● **TASK A**: Output the part of the problem page that opens with the words containing "Given a positive" and closes with "100 decimal digits.", copied word for word.

POJ 1246 Find The Multiple

Find The Multiple

Time Limit: 1000MS		Memory Limit: 10000K
Total Submissions: 15468		Accepted: 6359		Special Judge

Description

Given a positive integer n, write a program to find out a nonzero multiple m of n whose decimal representation contains only the digits 0 and 1. You may assume that n is not greater than 200 and there is a corresponding m containing no more than 100 decimal digits.

Input

The input file may contain multiple test cases. Each line contains a value of n (1 <= n <= 200). A line containing a zero terminates the input.

Output

For each value of n in the input print a line containing the corresponding value of m. The decimal representation of m must not contain more than 100 digits. If there are multiple solutions for a given value of n, any one of them is acceptable.

Sample Input

2
6
19
0

Sample Output

10
100100100100100100
111111111111111111

Source

Dhaka 2002

 

思路：暴力BFS，使用一个数组记录每一位的直接前驱，但是这样的话，

数组需要的内存将会Fibonacci增长，显然会超内存，所以只能对于超内存

的单独打表if(n == 99)
           printf("111111111111111111 ");
        else
        {
        if(n == 198)
           printf("1111111111111111110 ");

哎好菜啊

 

 

代码：

#include <iostream>
#include <cstdio>
#include <cstring>
#include <cstdlib>
#include <queue>
using namespace std;
struct Node
{
    int x;
    int weizhi;
    int qquweizhi;
    int biji;
}map[100000];
int mmm[110];
int move[2] = {0,1};
int biji;
int weizhi;
int n;
void BFS(int x)
{
    queue < Node > q;
    map[1].x = x;map[1].weizhi = 1;map[1].qquweizhi = 0;map[1].biji = 0;
    q.push(map[1]);
    int bbbb = 0;
    while(1)
    {
        Node temp;temp = q.front();q.pop();
        if((temp.biji * 10 + temp.x) % n == 0)
        {
            weizhi = temp.weizhi;
            int aaa = 1;
            while(weizhi != 0)
            {
                mmm[aaa ++] = map[weizhi].x;
                weizhi = map[weizhi].qquweizhi;
            }
            aaa --;
            for(;aaa >= 1;aaa --)
                 printf("%d",mmm[aaa]);
            printf(" ");
            return ;
        }
        temp.biji = (temp.biji * 10 + temp.x) % n;
        int wei;
        for(int i = 0;i < 2;i ++)

● **MATERIAL PROVIDED**:
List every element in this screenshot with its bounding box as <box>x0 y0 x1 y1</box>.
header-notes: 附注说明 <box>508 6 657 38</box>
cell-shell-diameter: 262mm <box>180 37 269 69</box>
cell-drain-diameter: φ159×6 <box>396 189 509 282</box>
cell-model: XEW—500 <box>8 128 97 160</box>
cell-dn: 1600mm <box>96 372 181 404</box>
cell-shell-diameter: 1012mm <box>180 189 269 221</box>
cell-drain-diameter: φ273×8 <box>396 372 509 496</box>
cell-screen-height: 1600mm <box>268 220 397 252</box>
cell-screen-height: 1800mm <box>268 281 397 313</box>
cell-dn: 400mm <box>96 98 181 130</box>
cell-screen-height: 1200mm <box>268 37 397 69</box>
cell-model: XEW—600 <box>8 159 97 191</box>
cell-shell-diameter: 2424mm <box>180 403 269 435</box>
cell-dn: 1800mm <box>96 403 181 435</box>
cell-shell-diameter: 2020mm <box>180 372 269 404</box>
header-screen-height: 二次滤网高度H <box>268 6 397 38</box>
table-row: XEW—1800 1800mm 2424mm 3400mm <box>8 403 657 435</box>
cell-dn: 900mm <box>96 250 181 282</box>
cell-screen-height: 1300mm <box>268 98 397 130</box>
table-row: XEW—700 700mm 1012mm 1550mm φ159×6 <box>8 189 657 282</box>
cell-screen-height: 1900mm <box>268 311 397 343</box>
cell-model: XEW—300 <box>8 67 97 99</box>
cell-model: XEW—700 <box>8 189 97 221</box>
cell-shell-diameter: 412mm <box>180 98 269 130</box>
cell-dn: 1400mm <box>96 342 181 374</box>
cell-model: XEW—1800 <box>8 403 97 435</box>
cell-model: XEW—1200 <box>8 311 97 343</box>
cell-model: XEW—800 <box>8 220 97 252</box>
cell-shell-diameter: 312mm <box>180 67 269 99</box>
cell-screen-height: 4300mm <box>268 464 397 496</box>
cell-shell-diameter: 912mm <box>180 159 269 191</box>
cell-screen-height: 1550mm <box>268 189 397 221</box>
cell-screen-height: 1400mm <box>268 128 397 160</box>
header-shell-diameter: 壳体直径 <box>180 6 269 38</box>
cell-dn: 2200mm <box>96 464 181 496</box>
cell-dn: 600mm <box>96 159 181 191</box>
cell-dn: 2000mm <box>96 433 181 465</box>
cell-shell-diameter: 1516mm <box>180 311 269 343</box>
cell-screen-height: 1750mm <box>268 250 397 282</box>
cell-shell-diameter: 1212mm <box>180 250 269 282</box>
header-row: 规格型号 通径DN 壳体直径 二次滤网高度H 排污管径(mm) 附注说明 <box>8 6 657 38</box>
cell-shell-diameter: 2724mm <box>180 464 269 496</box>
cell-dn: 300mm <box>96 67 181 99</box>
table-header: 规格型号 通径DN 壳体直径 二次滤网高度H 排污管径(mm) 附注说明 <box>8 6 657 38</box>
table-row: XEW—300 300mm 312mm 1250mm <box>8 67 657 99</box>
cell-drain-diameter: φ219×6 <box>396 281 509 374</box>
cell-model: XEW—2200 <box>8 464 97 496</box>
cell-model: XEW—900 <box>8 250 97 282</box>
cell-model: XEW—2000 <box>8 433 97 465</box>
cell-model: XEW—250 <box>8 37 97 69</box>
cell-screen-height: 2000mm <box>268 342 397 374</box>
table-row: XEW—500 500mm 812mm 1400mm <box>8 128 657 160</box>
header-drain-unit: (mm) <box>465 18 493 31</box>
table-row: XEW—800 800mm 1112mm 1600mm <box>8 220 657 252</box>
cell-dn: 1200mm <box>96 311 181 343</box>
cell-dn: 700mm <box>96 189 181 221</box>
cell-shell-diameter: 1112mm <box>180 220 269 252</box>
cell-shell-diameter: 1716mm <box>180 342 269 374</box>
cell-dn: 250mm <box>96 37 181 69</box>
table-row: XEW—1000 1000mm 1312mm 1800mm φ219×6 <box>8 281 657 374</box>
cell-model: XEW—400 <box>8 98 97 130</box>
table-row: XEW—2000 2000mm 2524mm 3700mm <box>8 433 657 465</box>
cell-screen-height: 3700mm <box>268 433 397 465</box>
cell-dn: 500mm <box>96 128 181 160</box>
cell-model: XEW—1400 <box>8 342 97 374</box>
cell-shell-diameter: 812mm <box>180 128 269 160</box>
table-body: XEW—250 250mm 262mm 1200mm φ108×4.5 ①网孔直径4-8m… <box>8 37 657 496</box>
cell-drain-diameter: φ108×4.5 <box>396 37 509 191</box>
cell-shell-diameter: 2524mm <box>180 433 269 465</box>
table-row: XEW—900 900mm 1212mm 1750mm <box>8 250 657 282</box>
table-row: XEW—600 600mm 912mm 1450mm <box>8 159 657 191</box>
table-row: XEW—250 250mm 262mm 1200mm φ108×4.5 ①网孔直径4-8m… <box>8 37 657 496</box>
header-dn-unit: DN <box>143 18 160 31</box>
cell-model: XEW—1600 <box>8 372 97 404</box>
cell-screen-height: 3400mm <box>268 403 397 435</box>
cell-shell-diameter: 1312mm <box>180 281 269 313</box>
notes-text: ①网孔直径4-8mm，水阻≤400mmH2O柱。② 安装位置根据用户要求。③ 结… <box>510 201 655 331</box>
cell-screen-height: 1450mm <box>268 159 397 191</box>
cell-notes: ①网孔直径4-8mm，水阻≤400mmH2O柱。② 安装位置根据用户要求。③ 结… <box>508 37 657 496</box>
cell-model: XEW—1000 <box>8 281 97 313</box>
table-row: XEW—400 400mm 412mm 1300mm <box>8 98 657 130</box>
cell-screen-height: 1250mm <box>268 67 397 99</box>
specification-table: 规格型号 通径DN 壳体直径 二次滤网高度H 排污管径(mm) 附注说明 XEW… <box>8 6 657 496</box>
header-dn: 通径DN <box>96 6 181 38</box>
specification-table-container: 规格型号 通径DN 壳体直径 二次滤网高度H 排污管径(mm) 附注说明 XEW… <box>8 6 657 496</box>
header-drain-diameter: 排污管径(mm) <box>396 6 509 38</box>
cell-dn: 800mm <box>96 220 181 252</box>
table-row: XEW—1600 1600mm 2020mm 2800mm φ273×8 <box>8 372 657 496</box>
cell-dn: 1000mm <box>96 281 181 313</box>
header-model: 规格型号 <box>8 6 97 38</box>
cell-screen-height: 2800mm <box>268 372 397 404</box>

● **TASK B**: Return the rows from the very first line through the line containing "cell-screen-height: 1900mm <box>268", both ends included, reproduced character for character.

● **TASK OUTPUT A**:
Given a positive integer n, write a program to find out a nonzero multiple m of n whose decimal representation contains only the digits 0 and 1. You may assume that n is not greater than 200 and there is a corresponding m containing no more than 100 decimal digits.

● **TASK OUTPUT B**:
List every element in this screenshot with its bounding box as <box>x0 y0 x1 y1</box>.
header-notes: 附注说明 <box>508 6 657 38</box>
cell-shell-diameter: 262mm <box>180 37 269 69</box>
cell-drain-diameter: φ159×6 <box>396 189 509 282</box>
cell-model: XEW—500 <box>8 128 97 160</box>
cell-dn: 1600mm <box>96 372 181 404</box>
cell-shell-diameter: 1012mm <box>180 189 269 221</box>
cell-drain-diameter: φ273×8 <box>396 372 509 496</box>
cell-screen-height: 1600mm <box>268 220 397 252</box>
cell-screen-height: 1800mm <box>268 281 397 313</box>
cell-dn: 400mm <box>96 98 181 130</box>
cell-screen-height: 1200mm <box>268 37 397 69</box>
cell-model: XEW—600 <box>8 159 97 191</box>
cell-shell-diameter: 2424mm <box>180 403 269 435</box>
cell-dn: 1800mm <box>96 403 181 435</box>
cell-shell-diameter: 2020mm <box>180 372 269 404</box>
header-screen-height: 二次滤网高度H <box>268 6 397 38</box>
table-row: XEW—1800 1800mm 2424mm 3400mm <box>8 403 657 435</box>
cell-dn: 900mm <box>96 250 181 282</box>
cell-screen-height: 1300mm <box>268 98 397 130</box>
table-row: XEW—700 700mm 1012mm 1550mm φ159×6 <box>8 189 657 282</box>
cell-screen-height: 1900mm <box>268 311 397 343</box>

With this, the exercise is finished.